# Goal of the exercise
Extract the lines that hold the string "into".

────────────────────

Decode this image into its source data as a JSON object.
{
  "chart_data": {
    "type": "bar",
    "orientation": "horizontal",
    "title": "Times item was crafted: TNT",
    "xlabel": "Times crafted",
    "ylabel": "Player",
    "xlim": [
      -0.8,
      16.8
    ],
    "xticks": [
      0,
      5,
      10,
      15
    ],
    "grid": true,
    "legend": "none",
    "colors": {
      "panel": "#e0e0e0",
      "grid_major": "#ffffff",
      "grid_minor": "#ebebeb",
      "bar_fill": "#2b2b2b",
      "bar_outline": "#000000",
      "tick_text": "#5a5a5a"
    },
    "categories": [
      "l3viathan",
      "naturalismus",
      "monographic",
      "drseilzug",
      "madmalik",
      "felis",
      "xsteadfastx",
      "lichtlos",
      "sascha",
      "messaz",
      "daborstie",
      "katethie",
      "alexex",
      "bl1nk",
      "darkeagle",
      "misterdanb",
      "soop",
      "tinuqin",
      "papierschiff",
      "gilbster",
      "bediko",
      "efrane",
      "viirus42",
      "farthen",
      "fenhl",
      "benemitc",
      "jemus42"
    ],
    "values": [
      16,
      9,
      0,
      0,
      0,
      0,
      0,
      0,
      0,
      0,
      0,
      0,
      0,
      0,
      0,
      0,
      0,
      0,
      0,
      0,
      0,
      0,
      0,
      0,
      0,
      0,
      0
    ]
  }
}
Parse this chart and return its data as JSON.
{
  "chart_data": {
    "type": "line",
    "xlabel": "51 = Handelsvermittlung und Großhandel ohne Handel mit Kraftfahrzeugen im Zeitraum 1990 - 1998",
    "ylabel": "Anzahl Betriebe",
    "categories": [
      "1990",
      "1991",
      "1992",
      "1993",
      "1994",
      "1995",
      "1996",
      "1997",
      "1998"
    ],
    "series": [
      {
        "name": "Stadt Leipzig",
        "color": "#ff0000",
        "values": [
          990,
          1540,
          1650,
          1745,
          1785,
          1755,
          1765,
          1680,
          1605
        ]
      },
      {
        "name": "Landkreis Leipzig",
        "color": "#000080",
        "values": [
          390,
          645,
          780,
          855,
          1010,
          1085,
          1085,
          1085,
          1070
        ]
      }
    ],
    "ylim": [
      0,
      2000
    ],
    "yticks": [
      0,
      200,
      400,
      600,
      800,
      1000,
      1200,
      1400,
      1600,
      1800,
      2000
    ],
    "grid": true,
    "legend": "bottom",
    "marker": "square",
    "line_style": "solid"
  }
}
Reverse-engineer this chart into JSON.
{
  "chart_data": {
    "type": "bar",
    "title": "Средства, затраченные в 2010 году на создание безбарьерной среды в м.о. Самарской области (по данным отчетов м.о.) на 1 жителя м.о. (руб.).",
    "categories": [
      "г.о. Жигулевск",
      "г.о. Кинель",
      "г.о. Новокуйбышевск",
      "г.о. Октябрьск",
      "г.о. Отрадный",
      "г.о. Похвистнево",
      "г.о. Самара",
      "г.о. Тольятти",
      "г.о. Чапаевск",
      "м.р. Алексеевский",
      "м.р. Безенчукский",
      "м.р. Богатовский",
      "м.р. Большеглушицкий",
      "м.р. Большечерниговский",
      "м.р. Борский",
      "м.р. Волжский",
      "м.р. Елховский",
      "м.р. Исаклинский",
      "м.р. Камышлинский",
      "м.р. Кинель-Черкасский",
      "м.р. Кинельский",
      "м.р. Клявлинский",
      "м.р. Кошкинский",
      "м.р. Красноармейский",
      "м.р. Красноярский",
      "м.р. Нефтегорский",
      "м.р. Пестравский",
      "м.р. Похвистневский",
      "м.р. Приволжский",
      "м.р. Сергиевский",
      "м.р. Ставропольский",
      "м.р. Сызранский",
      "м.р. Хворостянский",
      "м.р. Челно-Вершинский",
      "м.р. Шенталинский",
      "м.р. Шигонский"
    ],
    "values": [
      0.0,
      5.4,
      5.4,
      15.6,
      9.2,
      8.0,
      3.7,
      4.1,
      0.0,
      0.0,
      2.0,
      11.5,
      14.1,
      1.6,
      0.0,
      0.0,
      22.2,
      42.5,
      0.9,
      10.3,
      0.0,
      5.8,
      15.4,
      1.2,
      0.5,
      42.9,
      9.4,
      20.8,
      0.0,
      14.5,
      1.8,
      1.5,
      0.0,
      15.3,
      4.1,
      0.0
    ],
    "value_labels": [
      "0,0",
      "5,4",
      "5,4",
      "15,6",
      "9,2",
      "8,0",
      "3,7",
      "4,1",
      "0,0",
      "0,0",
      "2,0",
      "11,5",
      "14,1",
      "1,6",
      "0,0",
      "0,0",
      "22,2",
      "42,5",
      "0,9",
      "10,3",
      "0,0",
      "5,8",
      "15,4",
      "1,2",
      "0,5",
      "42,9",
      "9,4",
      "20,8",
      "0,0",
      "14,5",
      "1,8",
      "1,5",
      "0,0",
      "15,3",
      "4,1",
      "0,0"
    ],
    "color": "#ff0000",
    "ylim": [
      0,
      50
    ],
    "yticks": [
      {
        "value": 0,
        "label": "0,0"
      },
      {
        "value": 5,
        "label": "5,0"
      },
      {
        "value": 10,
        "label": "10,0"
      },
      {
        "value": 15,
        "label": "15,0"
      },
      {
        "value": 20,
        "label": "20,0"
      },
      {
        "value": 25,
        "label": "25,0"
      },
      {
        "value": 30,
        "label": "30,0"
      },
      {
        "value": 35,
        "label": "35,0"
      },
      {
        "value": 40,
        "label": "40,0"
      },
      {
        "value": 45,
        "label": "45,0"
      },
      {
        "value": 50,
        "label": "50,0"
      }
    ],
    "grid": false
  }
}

────────────────────

# Task output
Decode this image into its source data as a JSON object.
Reverse-engineer this chart into JSON.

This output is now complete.